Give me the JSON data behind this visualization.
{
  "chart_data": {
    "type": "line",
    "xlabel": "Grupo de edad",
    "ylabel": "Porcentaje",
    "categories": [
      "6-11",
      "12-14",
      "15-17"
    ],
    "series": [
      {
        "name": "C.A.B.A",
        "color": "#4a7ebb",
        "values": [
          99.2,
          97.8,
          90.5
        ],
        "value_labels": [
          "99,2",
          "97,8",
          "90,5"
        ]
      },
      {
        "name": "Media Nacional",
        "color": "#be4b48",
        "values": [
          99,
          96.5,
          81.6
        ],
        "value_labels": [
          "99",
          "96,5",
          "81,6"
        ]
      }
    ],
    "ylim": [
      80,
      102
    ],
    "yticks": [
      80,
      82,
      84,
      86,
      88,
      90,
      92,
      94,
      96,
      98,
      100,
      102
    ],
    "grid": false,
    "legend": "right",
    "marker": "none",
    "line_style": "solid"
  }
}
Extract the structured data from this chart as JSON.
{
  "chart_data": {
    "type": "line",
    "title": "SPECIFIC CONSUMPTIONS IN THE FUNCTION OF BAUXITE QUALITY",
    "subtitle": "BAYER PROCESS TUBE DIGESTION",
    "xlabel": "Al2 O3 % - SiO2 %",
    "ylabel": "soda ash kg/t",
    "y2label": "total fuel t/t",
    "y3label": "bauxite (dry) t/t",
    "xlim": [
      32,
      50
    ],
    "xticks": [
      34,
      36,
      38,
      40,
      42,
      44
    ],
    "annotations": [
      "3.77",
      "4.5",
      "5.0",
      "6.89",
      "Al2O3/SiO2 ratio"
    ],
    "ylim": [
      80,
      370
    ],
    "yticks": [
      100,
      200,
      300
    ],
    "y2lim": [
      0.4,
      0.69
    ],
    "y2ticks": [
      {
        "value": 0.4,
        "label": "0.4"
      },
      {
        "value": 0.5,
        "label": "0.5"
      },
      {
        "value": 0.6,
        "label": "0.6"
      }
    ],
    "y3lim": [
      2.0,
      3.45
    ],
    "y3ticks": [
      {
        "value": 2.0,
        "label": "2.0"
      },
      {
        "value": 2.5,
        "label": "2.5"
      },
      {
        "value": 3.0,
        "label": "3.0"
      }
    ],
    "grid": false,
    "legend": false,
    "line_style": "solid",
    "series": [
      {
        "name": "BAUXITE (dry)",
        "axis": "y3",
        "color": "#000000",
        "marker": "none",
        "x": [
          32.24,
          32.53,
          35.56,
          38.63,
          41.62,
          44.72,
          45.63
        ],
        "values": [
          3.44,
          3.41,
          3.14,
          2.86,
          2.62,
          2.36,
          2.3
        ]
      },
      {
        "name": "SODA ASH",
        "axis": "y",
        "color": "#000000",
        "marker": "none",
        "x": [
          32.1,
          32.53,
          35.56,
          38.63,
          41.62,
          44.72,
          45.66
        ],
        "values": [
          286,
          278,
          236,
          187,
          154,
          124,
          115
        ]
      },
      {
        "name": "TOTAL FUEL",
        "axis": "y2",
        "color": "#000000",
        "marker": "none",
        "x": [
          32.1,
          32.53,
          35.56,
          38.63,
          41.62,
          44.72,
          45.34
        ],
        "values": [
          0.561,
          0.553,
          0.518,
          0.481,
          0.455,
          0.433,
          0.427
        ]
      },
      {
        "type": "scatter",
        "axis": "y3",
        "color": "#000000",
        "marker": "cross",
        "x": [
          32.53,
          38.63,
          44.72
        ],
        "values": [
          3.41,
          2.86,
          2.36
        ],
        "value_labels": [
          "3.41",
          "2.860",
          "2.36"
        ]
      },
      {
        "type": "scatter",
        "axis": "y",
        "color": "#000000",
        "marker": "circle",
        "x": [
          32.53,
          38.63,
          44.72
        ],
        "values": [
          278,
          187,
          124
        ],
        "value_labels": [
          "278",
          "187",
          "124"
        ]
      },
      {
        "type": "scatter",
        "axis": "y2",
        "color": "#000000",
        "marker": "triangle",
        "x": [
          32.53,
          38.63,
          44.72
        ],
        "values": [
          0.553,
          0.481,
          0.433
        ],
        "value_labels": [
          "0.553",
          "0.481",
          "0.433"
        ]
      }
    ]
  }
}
== == ==
Stated exercise ::
Would you give the material above again, complete and exact?

Expected output ::
Give me the JSON data behind this visualization.
{
  "chart_data": {
    "type": "line",
    "xlabel": "Grupo de edad",
    "ylabel": "Porcentaje",
    "categories": [
      "6-11",
      "12-14",
      "15-17"
    ],
    "series": [
      {
        "name": "C.A.B.A",
        "color": "#4a7ebb",
        "values": [
          99.2,
          97.8,
          90.5
        ],
        "value_labels": [
          "99,2",
          "97,8",
          "90,5"
        ]
      },
      {
        "name": "Media Nacional",
        "color": "#be4b48",
        "values": [
          99,
          96.5,
          81.6
        ],
        "value_labels": [
          "99",
          "96,5",
          "81,6"
        ]
      }
    ],
    "ylim": [
      80,
      102
    ],
    "yticks": [
      80,
      82,
      84,
      86,
      88,
      90,
      92,
      94,
      96,
      98,
      100,
      102
    ],
    "grid": false,
    "legend": "right",
    "marker": "none",
    "line_style": "solid"
  }
}
Extract the structured data from this chart as JSON.
{
  "chart_data": {
    "type": "line",
    "title": "SPECIFIC CONSUMPTIONS IN THE FUNCTION OF BAUXITE QUALITY",
    "subtitle": "BAYER PROCESS TUBE DIGESTION",
    "xlabel": "Al2 O3 % - SiO2 %",
    "ylabel": "soda ash kg/t",
    "y2label": "total fuel t/t",
    "y3label": "bauxite (dry) t/t",
    "xlim": [
      32,
      50
    ],
    "xticks": [
      34,
      36,
      38,
      40,
      42,
      44
    ],
    "annotations": [
      "3.77",
      "4.5",
      "5.0",
      "6.89",
      "Al2O3/SiO2 ratio"
    ],
    "ylim": [
      80,
      370
    ],
    "yticks": [
      100,
      200,
      300
    ],
    "y2lim": [
      0.4,
      0.69
    ],
    "y2ticks": [
      {
        "value": 0.4,
        "label": "0.4"
      },
      {
        "value": 0.5,
        "label": "0.5"
      },
      {
        "value": 0.6,
        "label": "0.6"
      }
    ],
    "y3lim": [
      2.0,
      3.45
    ],
    "y3ticks": [
      {
        "value": 2.0,
        "label": "2.0"
      },
      {
        "value": 2.5,
        "label": "2.5"
      },
      {
        "value": 3.0,
        "label": "3.0"
      }
    ],
    "grid": false,
    "legend": false,
    "line_style": "solid",
    "series": [
      {
        "name": "BAUXITE (dry)",
        "axis": "y3",
        "color": "#000000",
        "marker": "none",
        "x": [
          32.24,
          32.53,
          35.56,
          38.63,
          41.62,
          44.72,
          45.63
        ],
        "values": [
          3.44,
          3.41,
          3.14,
          2.86,
          2.62,
          2.36,
          2.3
        ]
      },
      {
        "name": "SODA ASH",
        "axis": "y",
        "color": "#000000",
        "marker": "none",
        "x": [
          32.1,
          32.53,
          35.56,
          38.63,
          41.62,
          44.72,
          45.66
        ],
        "values": [
          286,
          278,
          236,
          187,
          154,
          124,
          115
        ]
      },
      {
        "name": "TOTAL FUEL",
        "axis": "y2",
        "color": "#000000",
        "marker": "none",
        "x": [
          32.1,
          32.53,
          35.56,
          38.63,
          41.62,
          44.72,
          45.34
        ],
        "values": [
          0.561,
          0.553,
          0.518,
          0.481,
          0.455,
          0.433,
          0.427
        ]
      },
      {
        "type": "scatter",
        "axis": "y3",
        "color": "#000000",
        "marker": "cross",
        "x": [
          32.53,
          38.63,
          44.72
        ],
        "values": [
          3.41,
          2.86,
          2.36
        ],
        "value_labels": [
          "3.41",
          "2.860",
          "2.36"
        ]
      },
      {
        "type": "scatter",
        "axis": "y",
        "color": "#000000",
        "marker": "circle",
        "x": [
          32.53,
          38.63,
          44.72
        ],
        "values": [
          278,
          187,
          124
        ],
        "value_labels": [
          "278",
          "187",
          "124"
        ]
      },
      {
        "type": "scatter",
        "axis": "y2",
        "color": "#000000",
        "marker": "triangle",
        "x": [
          32.53,
          38.63,
          44.72
        ],
        "values": [
          0.553,
          0.481,
          0.433
        ],
        "value_labels": [
          "0.553",
          "0.481",
          "0.433"
        ]
      }
    ]
  }
}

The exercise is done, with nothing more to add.